─── Material

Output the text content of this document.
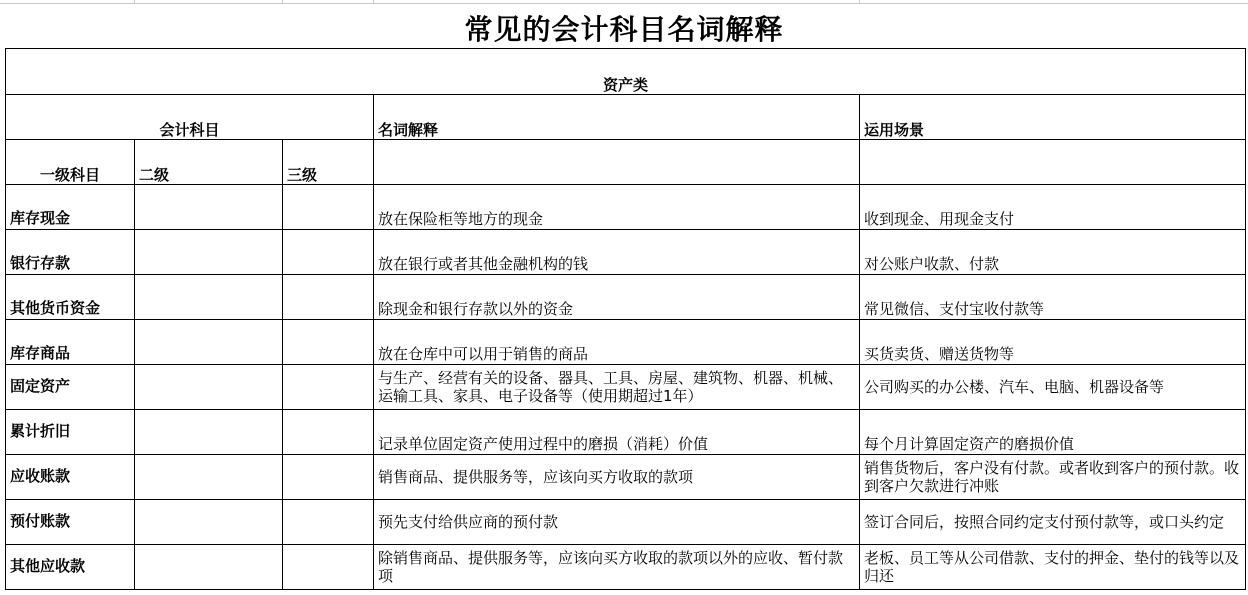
常见的会计科目名词解释
资产类				
会计科目			名词解释	运用场景
一级科目	二级	三级		
库存现金			放在保险柜等地方的现金	收到现金、用现金支付
银行存款			放在银行或者其他金融机构的钱	对公账户收款、付款
其他货币资金			除现金和银行存款以外的资金	常见微信、支付宝收付款等
库存商品			放在仓库中可以用于销售的商品	买货卖货、赠送货物等
固定资产			与生产、经营有关的设备、器具、工具、房屋、建筑物、机器、机械、运输工具、家具、电子设备等（使用期超过1年）	公司购买的办公楼、汽车、电脑、机器设备等
累计折旧			记录单位固定资产使用过程中的磨损（消耗）价值	每个月计算固定资产的磨损价值
应收账款			销售商品、提供服务等，应该向买方收取的款项	销售货物后，客户没有付款。或者收到客户的预付款。收到客户欠款进行冲账
预付账款			预先支付给供应商的预付款	签订合同后，按照合同约定支付预付款等，或口头约定
其他应收款			除销售商品、提供服务等，应该向买方收取的款项以外的应收、暂付款项	老板、员工等从公司借款、支付的押金、垫付的钱等以及归还
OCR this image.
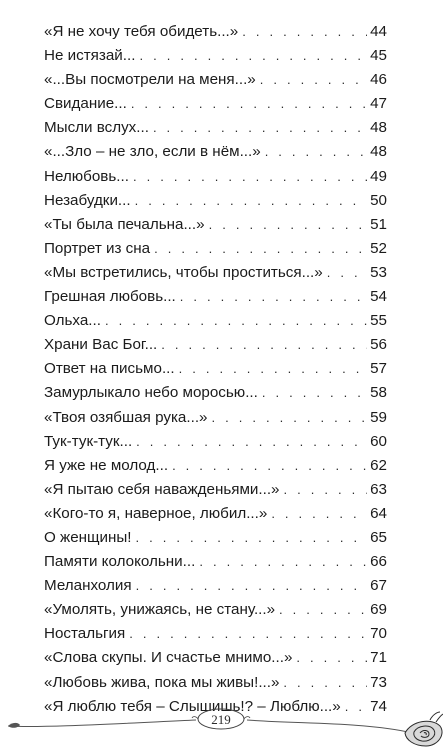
«Я не хочу тебя обидеть...» . . .	44
Не истязай... . . .	45
«...Вы посмотрели на меня...» . . .	46
Свидание... . . .	47
Мысли вслух... . . .	48
«...Зло – не зло, если в нём...» . . .	48
Нелюбовь... . . .	49
Незабудки... . . .	50
«Ты была печальна...» . . .	51
Портрет из сна . . .	52
«Мы встретились, чтобы проститься...» . . .	53
Грешная любовь... . . .	54
Ольха... . . .	55
Храни Вас Бог... . . .	56
Ответ на письмо... . . .	57
Замурлыкало небо моросью... . . .	58
«Твоя озябшая рука...» . . .	59
Тук-тук-тук... . . .	60
Я уже не молод... . . .	62
«Я пытаю себя наважденьями...» . . .	63
«Кого-то я, наверное, любил...» . . .	64
О женщины! . . .	65
Памяти колокольни... . . .	66
Меланхолия . . .	67
«Умолять, унижаясь, не стану...» . . .	69
Ностальгия . . .	70
«Слова скупы. И счастье мнимо...» . . .	71
«Любовь жива, пока мы живы!...» . . .	73
«Я люблю тебя – Слышишь!? – Люблю...» . . . 74
219
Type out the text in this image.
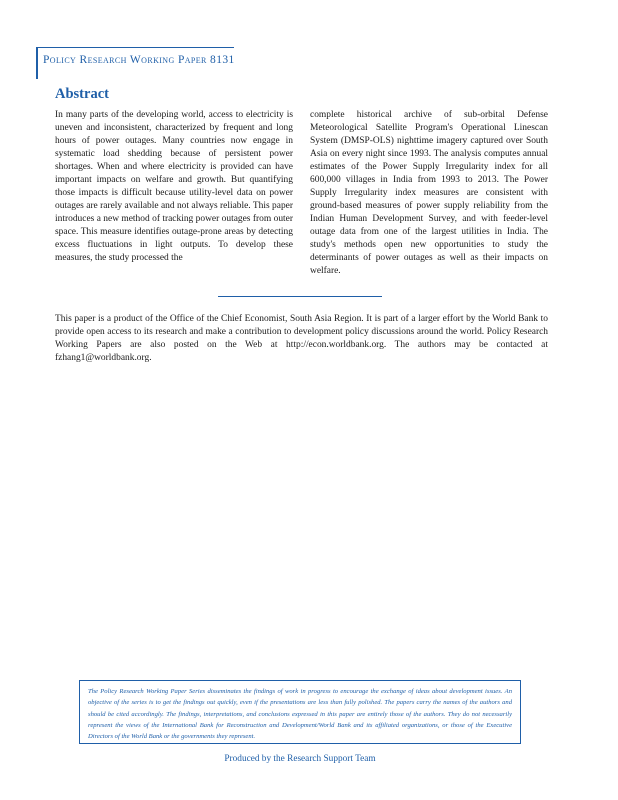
Policy Research Working Paper 8131
Abstract

In many parts of the developing world, access to electricity is uneven and inconsistent, characterized by frequent and long hours of power outages. Many countries now engage in systematic load shedding because of persistent power shortages. When and where electricity is provided can have important impacts on welfare and growth. But quantifying those impacts is difficult because utility-level data on power outages are rarely available and not always reliable. This paper introduces a new method of tracking power outages from outer space. This measure identifies outage-prone areas by detecting excess fluctuations in light outputs. To develop these measures, the study processed the

complete historical archive of sub-orbital Defense Meteorological Satellite Program's Operational Linescan System (DMSP-OLS) nighttime imagery captured over South Asia on every night since 1993. The analysis computes annual estimates of the Power Supply Irregularity index for all 600,000 villages in India from 1993 to 2013. The Power Supply Irregularity index measures are consistent with ground-based measures of power supply reliability from the Indian Human Development Survey, and with feeder-level outage data from one of the largest utilities in India. The study's methods open new opportunities to study the determinants of power outages as well as their impacts on welfare.

This paper is a product of the Office of the Chief Economist, South Asia Region. It is part of a larger effort by the World Bank to provide open access to its research and make a contribution to development policy discussions around the world. Policy Research Working Papers are also posted on the Web at http://econ.worldbank.org. The authors may be contacted at fzhang1@worldbank.org.

The Policy Research Working Paper Series disseminates the findings of work in progress to encourage the exchange of ideas about development issues. An objective of the series is to get the findings out quickly, even if the presentations are less than fully polished. The papers carry the names of the authors and should be cited accordingly. The findings, interpretations, and conclusions expressed in this paper are entirely those of the authors. They do not necessarily represent the views of the International Bank for Reconstruction and Development/World Bank and its affiliated organizations, or those of the Executive Directors of the World Bank or the governments they represent.

Produced by the Research Support Team
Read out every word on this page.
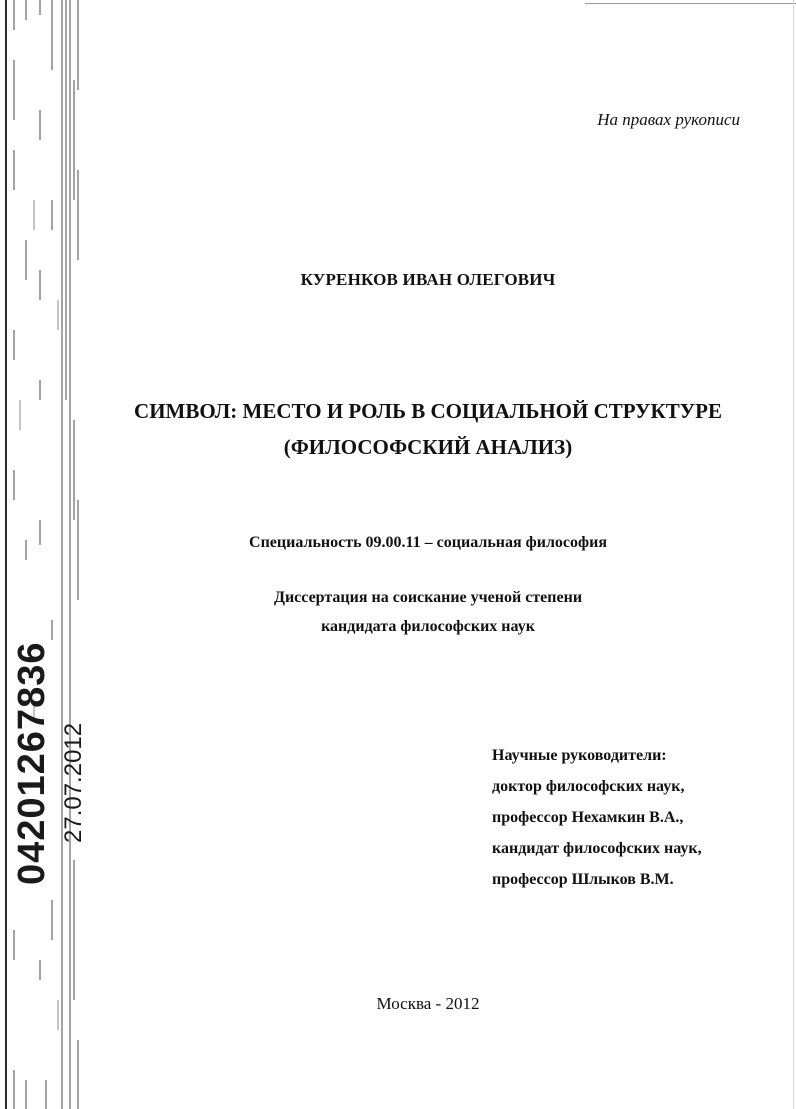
04201267836 27.07.2012
На правах рукописи
КУРЕНКОВ ИВАН ОЛЕГОВИЧ
СИМВОЛ: МЕСТО И РОЛЬ В СОЦИАЛЬНОЙ СТРУКТУРЕ
(ФИЛОСОФСКИЙ АНАЛИЗ)
Специальность 09.00.11 – социальная философия
Диссертация на соискание ученой степени
кандидата философских наук
Научные руководители:
доктор философских наук,
профессор Нехамкин В.А.,
кандидат философских наук,
профессор Шлыков В.М.
Москва - 2012
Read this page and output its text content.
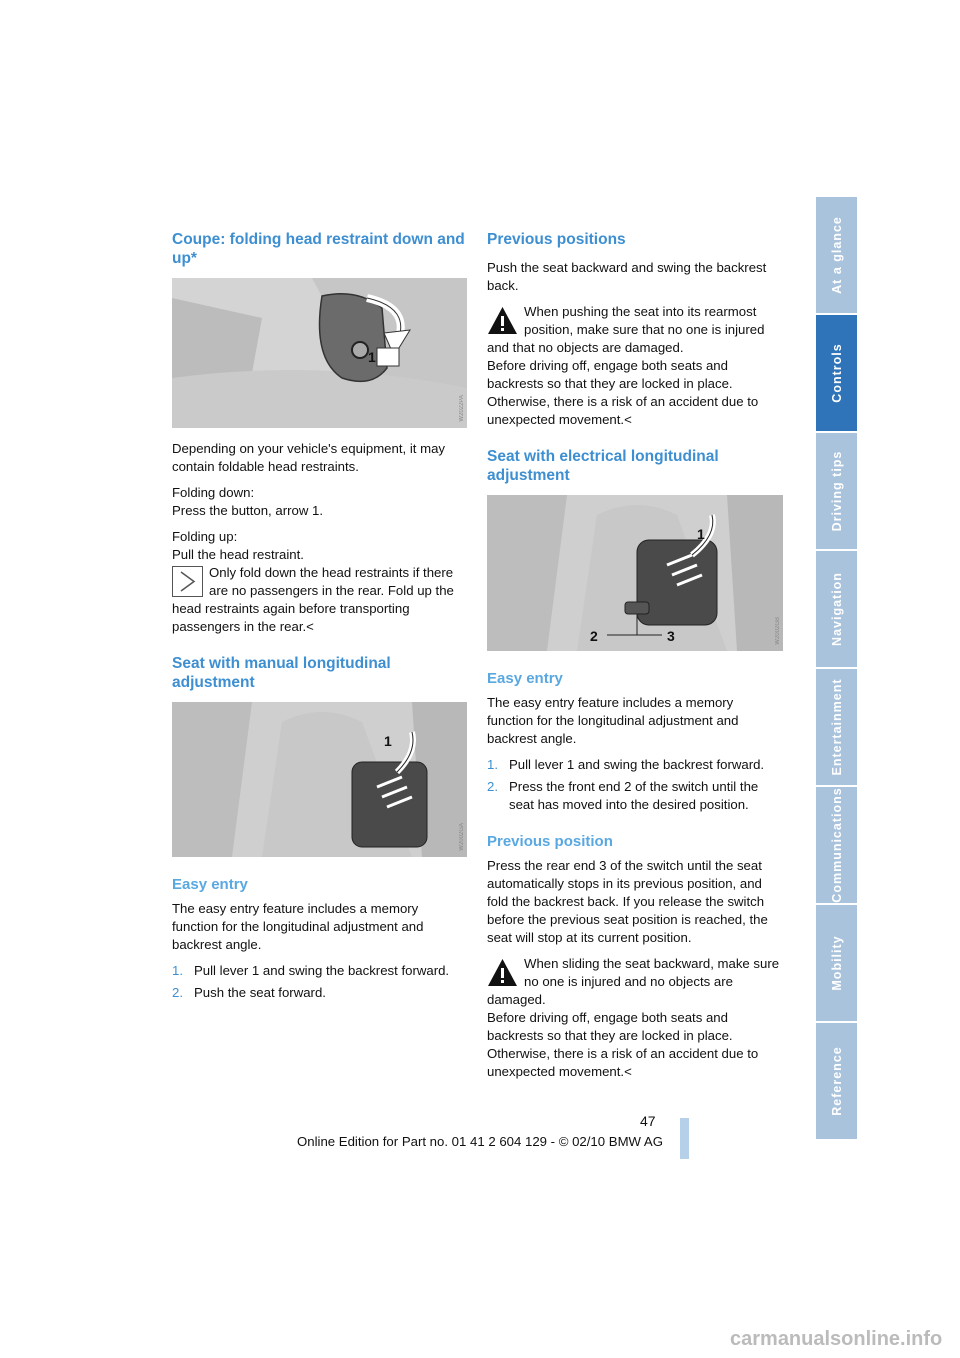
Coupe: folding head restraint down and up*
1
W2022PA

Depending on your vehicle's equipment, it may contain foldable head restraints.

Folding down:
Press the button, arrow 1.

Folding up:
Pull the head restraint.

Only fold down the head restraints if there are no passengers in the rear. Fold up the head restraints again before transporting passengers in the rear.<
Seat with manual longitudinal adjustment
1
W2002GA
Easy entry

The easy entry feature includes a memory function for the longitudinal adjustment and backrest angle.

1. Pull lever 1 and swing the backrest forward.
2. Push the seat forward.
Previous positions

Push the seat backward and swing the backrest back.

When pushing the seat into its rearmost position, make sure that no one is injured and that no objects are damaged.
Before driving off, engage both seats and backrests so that they are locked in place. Otherwise, there is a risk of an accident due to unexpected movement.<
Seat with electrical longitudinal adjustment
1
2	3	W2002GB
Easy entry

The easy entry feature includes a memory function for the longitudinal adjustment and backrest angle.

1. Pull lever 1 and swing the backrest forward.
2. Press the front end 2 of the switch until the seat has moved into the desired position.
Previous position

Press the rear end 3 of the switch until the seat automatically stops in its previous position, and fold the backrest back. If you release the switch before the previous seat position is reached, the seat will stop at its current position.

When sliding the seat backward, make sure no one is injured and no objects are damaged.
Before driving off, engage both seats and backrests so that they are locked in place. Otherwise, there is a risk of an accident due to unexpected movement.<
At a glance
Controls
Driving tips
Navigation
Entertainment
Communications
Mobility
Reference
47
Online Edition for Part no. 01 41 2 604 129 - © 02/10 BMW AG
carmanualsonline.info
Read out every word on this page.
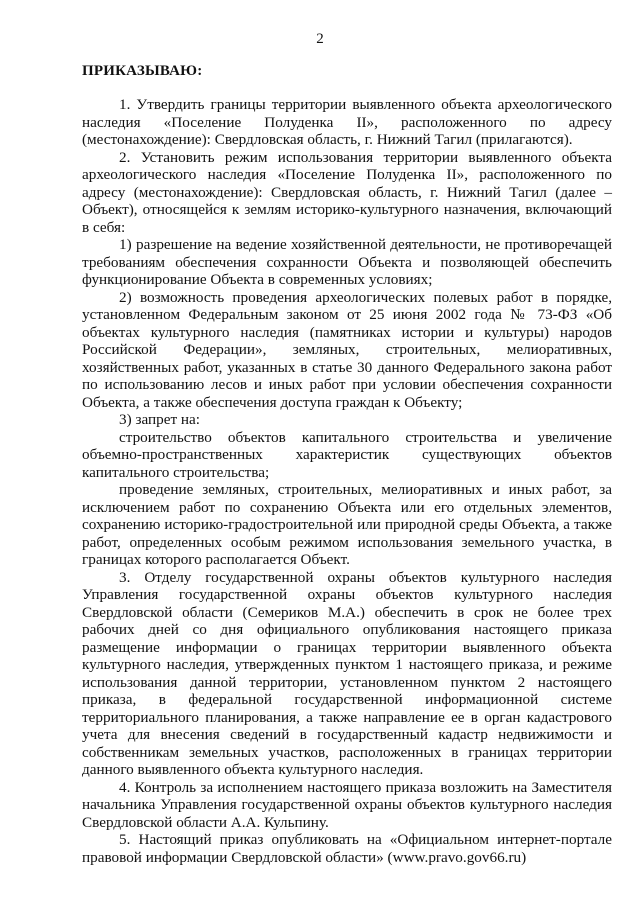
2
ПРИКАЗЫВАЮ:

1. Утвердить границы территории выявленного объекта археологического наследия «Поселение Полуденка II», расположенного по адресу (местонахождение): Свердловская область, г. Нижний Тагил (прилагаются).

2. Установить режим использования территории выявленного объекта археологического наследия «Поселение Полуденка II», расположенного по адресу (местонахождение): Свердловская область, г. Нижний Тагил (далее – Объект), относящейся к землям историко-культурного назначения, включающий в себя:

1) разрешение на ведение хозяйственной деятельности, не противоречащей требованиям обеспечения сохранности Объекта и позволяющей обеспечить функционирование Объекта в современных условиях;

2) возможность проведения археологических полевых работ в порядке, установленном Федеральным законом от 25 июня 2002 года № 73-ФЗ «Об объектах культурного наследия (памятниках истории и культуры) народов Российской Федерации», земляных, строительных, мелиоративных, хозяйственных работ, указанных в статье 30 данного Федерального закона работ по использованию лесов и иных работ при условии обеспечения сохранности Объекта, а также обеспечения доступа граждан к Объекту;

3) запрет на:

строительство объектов капитального строительства и увеличение объемно-пространственных характеристик существующих объектов капитального строительства;

проведение земляных, строительных, мелиоративных и иных работ, за исключением работ по сохранению Объекта или его отдельных элементов, сохранению историко-градостроительной или природной среды Объекта, а также работ, определенных особым режимом использования земельного участка, в границах которого располагается Объект.

3. Отделу государственной охраны объектов культурного наследия Управления государственной охраны объектов культурного наследия Свердловской области (Семериков М.А.) обеспечить в срок не более трех рабочих дней со дня официального опубликования настоящего приказа размещение информации о границах территории выявленного объекта культурного наследия, утвержденных пунктом 1 настоящего приказа, и режиме использования данной территории, установленном пунктом 2 настоящего приказа, в федеральной государственной информационной системе территориального планирования, а также направление ее в орган кадастрового учета для внесения сведений в государственный кадастр недвижимости и собственникам земельных участков, расположенных в границах территории данного выявленного объекта культурного наследия.

4. Контроль за исполнением настоящего приказа возложить на Заместителя начальника Управления государственной охраны объектов культурного наследия Свердловской области А.А. Кульпину.

5. Настоящий приказ опубликовать на «Официальном интернет-портале правовой информации Свердловской области» (www.pravo.gov66.ru)
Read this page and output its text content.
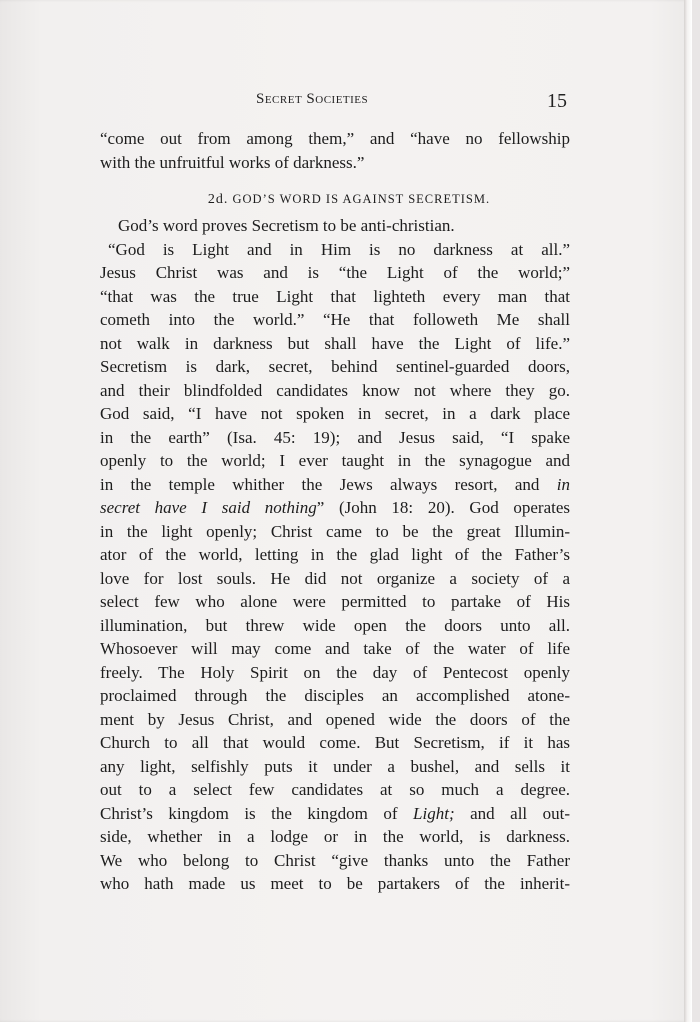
Secret Societies	15
“come out from among them,” and “have no fellowship
with the unfruitful works of darkness.”
2d. GOD’S WORD IS AGAINST SECRETISM.
God’s word proves Secretism to be anti-christian.
“God is Light and in Him is no darkness at all.”
Jesus Christ was and is “the Light of the world;”
“that was the true Light that lighteth every man that
cometh into the world.” “He that followeth Me shall
not walk in darkness but shall have the Light of life.”
Secretism is dark, secret, behind sentinel-guarded doors,
and their blindfolded candidates know not where they go.
God said, “I have not spoken in secret, in a dark place
in the earth” (Isa. 45: 19); and Jesus said, “I spake
openly to the world; I ever taught in the synagogue and
in the temple whither the Jews always resort, and in
secret have I said nothing” (John 18: 20). God operates
in the light openly; Christ came to be the great Illumin-
ator of the world, letting in the glad light of the Father’s
love for lost souls. He did not organize a society of a
select few who alone were permitted to partake of His
illumination, but threw wide open the doors unto all.
Whosoever will may come and take of the water of life
freely. The Holy Spirit on the day of Pentecost openly
proclaimed through the disciples an accomplished atone-
ment by Jesus Christ, and opened wide the doors of the
Church to all that would come. But Secretism, if it has
any light, selfishly puts it under a bushel, and sells it
out to a select few candidates at so much a degree.
Christ’s kingdom is the kingdom of Light; and all out-
side, whether in a lodge or in the world, is darkness.
We who belong to Christ “give thanks unto the Father
who hath made us meet to be partakers of the inherit-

──────

▸ **Work to do**
Filter the listing above by the word "Father"; copy each line that passes.

▸ **Task result**
ator of the world, letting in the glad light of the Father’s
We who belong to Christ “give thanks unto the Father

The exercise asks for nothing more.